What to work on: Where a line in the listing contains the string "JSON", copy that line out.

— Start Data provided —

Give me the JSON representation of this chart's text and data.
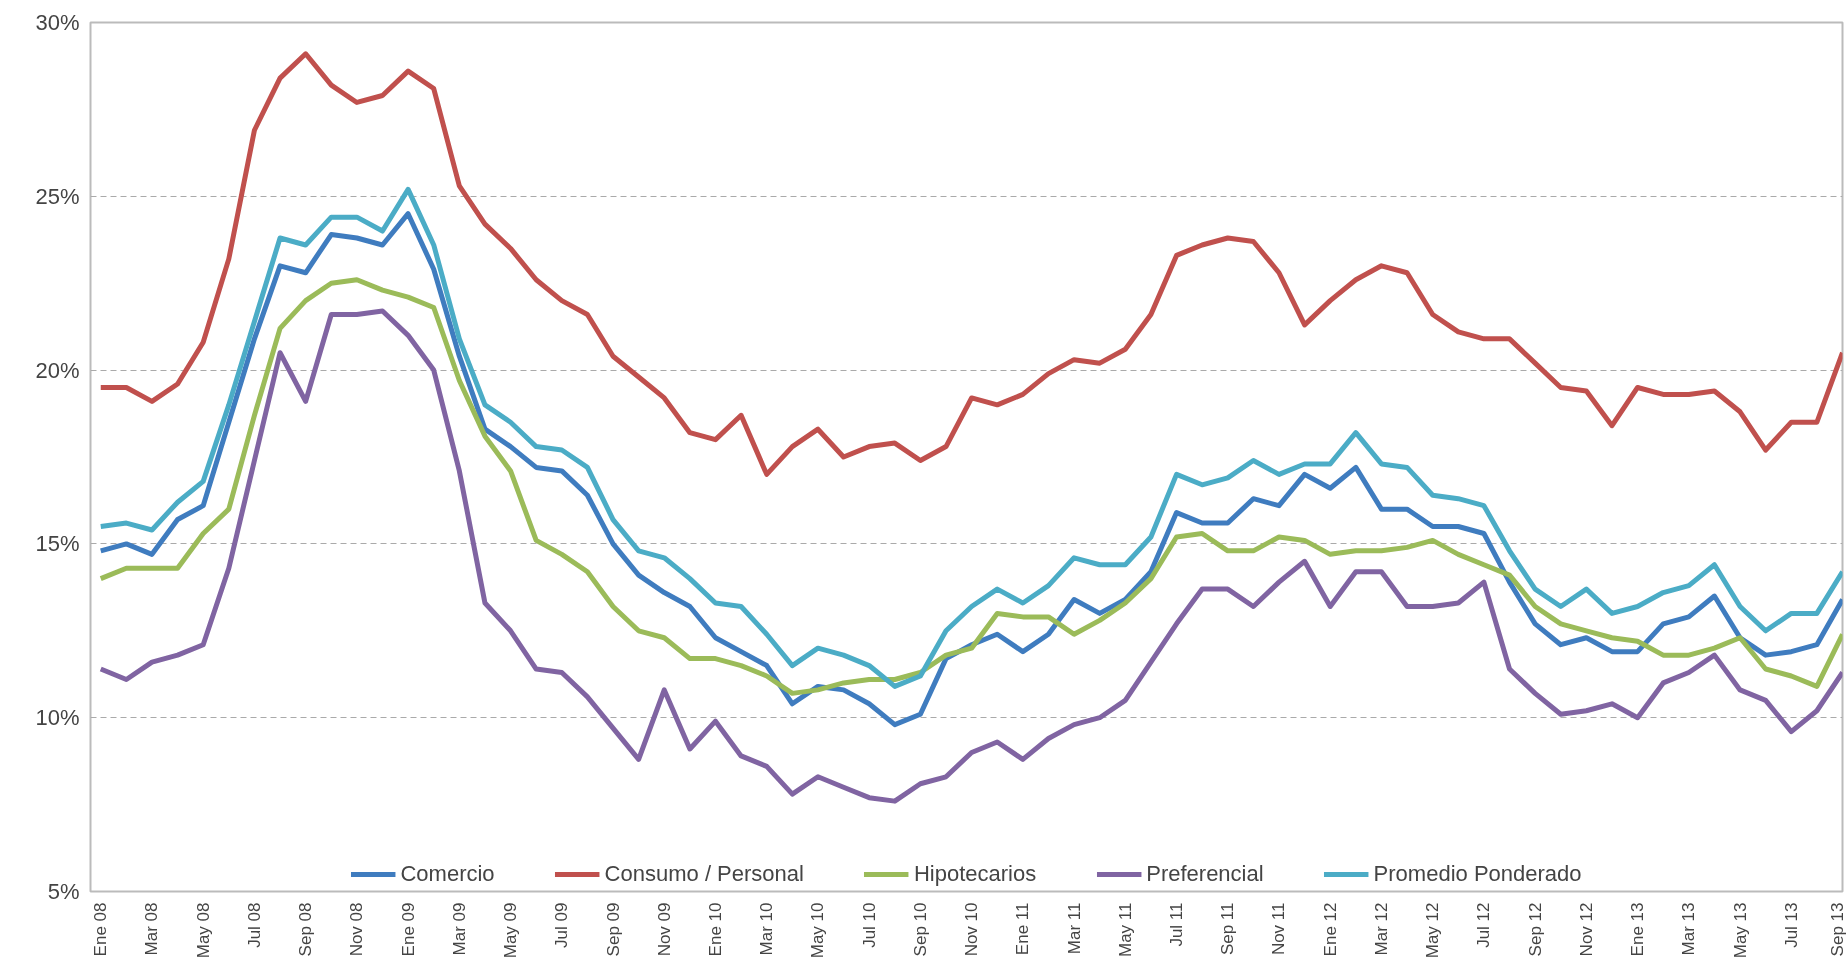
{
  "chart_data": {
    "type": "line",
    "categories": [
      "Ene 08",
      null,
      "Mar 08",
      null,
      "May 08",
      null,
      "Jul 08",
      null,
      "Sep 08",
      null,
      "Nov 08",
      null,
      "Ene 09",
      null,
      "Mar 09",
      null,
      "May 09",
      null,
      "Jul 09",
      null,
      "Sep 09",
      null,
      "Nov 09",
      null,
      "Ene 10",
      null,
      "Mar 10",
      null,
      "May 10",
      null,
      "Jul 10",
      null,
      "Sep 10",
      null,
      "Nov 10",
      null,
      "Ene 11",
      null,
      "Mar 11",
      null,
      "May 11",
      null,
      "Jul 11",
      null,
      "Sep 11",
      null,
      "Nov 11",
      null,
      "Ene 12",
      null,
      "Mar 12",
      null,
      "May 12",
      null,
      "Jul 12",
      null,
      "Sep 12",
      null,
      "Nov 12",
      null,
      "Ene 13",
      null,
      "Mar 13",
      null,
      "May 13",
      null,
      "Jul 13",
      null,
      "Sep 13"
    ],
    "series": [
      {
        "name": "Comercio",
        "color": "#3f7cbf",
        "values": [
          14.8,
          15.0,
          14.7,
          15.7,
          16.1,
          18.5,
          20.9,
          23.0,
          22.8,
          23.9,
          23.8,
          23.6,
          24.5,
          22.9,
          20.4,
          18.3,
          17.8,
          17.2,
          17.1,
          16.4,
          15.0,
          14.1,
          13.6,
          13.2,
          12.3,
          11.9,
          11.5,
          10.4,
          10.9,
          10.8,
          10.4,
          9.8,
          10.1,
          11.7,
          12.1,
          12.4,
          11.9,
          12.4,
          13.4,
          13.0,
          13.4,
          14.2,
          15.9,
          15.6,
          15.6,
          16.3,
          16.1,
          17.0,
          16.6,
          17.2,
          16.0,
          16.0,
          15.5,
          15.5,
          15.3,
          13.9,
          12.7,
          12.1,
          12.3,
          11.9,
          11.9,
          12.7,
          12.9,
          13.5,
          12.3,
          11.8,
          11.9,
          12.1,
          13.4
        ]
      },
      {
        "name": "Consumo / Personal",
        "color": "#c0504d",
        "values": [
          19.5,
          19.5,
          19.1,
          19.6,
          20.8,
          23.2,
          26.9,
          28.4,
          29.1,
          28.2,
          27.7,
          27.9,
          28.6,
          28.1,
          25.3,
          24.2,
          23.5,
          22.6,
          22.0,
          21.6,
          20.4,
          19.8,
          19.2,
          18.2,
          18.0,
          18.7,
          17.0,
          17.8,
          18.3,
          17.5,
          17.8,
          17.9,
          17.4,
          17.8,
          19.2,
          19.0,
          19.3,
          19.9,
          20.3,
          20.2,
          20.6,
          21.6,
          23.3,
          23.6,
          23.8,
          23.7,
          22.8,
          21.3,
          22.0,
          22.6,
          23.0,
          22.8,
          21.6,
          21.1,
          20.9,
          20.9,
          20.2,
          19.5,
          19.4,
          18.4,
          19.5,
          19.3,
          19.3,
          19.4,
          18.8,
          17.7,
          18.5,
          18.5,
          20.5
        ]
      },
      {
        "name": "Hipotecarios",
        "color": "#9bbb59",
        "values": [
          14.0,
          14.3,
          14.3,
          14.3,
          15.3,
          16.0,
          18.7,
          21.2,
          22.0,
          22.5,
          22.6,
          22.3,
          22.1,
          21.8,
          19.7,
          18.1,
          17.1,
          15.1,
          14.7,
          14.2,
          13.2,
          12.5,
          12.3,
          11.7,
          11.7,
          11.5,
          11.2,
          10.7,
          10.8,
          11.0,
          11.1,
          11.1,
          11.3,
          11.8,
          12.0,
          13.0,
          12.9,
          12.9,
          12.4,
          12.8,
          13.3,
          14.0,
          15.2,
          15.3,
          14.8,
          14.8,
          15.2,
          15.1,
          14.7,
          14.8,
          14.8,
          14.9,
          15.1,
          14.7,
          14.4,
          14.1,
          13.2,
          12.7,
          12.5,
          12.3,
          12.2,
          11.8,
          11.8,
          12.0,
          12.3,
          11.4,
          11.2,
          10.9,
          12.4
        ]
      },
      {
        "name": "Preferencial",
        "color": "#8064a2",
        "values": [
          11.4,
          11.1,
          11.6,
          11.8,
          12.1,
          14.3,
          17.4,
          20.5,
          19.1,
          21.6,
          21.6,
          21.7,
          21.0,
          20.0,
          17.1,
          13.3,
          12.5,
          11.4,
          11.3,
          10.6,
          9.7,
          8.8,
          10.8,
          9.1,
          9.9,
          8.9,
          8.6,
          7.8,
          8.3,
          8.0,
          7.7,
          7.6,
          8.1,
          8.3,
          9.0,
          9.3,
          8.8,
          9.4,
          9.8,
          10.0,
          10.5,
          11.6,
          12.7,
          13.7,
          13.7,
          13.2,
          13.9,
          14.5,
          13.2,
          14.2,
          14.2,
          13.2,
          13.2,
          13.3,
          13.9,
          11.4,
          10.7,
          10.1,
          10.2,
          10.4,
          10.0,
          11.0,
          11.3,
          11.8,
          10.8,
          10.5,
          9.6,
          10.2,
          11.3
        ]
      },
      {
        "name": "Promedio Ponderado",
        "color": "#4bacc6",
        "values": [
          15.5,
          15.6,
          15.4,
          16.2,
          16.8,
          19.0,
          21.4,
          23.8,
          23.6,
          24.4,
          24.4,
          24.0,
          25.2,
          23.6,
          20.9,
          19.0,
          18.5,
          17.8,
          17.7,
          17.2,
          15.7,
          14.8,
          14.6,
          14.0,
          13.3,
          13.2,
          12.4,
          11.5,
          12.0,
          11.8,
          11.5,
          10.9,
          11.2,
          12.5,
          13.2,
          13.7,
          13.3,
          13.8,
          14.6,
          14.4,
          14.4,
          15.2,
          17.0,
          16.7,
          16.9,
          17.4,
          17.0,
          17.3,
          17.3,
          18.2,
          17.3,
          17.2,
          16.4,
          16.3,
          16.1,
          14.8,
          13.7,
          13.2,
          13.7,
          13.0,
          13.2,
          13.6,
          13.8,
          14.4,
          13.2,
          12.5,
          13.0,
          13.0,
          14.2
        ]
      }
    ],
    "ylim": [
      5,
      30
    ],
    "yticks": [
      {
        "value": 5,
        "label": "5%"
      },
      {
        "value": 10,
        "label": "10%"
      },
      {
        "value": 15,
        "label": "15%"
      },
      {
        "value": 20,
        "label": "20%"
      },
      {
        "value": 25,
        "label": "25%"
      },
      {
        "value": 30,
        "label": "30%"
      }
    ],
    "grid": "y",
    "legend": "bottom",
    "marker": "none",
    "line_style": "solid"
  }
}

— End Data provided —
— Start Data provided —

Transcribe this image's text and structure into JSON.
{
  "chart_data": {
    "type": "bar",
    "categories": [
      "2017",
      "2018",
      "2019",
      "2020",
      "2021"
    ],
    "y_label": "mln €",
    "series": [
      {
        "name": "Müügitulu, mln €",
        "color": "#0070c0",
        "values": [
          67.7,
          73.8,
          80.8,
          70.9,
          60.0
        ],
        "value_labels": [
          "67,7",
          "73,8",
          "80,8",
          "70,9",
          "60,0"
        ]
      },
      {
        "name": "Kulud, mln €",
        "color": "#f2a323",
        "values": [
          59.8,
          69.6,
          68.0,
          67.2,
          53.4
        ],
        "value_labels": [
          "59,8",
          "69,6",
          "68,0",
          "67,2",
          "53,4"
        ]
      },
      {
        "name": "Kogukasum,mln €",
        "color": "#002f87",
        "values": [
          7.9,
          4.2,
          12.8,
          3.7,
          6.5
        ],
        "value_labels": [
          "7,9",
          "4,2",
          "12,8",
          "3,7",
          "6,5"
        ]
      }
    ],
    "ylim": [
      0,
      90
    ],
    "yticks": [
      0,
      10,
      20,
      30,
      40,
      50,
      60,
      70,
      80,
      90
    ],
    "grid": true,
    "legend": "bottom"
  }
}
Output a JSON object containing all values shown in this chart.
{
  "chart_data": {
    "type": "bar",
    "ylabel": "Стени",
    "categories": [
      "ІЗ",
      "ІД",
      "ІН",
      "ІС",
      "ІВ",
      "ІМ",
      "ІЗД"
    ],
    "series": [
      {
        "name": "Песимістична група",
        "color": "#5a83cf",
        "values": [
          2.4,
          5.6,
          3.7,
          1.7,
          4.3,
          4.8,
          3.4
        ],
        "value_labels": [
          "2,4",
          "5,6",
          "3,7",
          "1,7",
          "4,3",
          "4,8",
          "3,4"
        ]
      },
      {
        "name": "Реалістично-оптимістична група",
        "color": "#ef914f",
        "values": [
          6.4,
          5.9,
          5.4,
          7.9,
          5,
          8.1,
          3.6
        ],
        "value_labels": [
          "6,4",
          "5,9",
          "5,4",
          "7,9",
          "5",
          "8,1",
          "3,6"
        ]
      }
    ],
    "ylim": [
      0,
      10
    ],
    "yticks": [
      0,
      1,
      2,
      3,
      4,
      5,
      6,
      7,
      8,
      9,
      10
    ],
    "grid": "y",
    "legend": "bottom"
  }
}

— End Data provided —

Complete answer:
Give me the JSON representation of this chart's text and data.
Transcribe this image's text and structure into JSON.
Output a JSON object containing all values shown in this chart.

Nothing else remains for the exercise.